◆ **Records for this task**:
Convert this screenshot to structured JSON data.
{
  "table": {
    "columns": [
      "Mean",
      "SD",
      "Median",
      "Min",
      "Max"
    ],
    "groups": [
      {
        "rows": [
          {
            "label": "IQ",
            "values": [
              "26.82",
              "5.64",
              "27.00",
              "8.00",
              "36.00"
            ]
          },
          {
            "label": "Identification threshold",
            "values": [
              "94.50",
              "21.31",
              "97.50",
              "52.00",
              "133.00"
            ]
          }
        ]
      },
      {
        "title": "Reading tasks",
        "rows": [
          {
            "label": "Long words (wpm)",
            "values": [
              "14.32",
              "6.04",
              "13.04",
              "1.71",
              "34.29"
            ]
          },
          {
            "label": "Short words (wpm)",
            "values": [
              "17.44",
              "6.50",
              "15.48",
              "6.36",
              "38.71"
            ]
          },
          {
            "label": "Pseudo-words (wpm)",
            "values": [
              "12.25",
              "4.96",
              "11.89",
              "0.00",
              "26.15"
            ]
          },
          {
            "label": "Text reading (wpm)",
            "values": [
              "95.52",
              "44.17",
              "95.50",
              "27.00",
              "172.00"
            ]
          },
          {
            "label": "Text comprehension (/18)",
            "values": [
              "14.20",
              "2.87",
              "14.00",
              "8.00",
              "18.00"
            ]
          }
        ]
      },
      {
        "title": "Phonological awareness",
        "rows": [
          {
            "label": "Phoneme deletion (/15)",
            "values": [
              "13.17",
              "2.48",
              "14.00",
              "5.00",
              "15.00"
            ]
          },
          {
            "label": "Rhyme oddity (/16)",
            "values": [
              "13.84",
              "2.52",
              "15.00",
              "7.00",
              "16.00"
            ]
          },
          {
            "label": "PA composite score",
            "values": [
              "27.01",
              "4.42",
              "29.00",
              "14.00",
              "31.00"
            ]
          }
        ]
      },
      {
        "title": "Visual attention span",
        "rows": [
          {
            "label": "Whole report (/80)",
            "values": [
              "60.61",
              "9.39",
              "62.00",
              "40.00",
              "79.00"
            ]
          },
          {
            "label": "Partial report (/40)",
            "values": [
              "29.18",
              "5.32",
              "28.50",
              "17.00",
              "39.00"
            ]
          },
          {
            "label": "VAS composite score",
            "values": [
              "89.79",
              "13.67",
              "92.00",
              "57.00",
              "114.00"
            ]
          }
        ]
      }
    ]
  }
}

◆ **Stated exercise**: Only a number is wanted here: how many lines in the data above include the string "title"?

◆ **Problem solution**: 3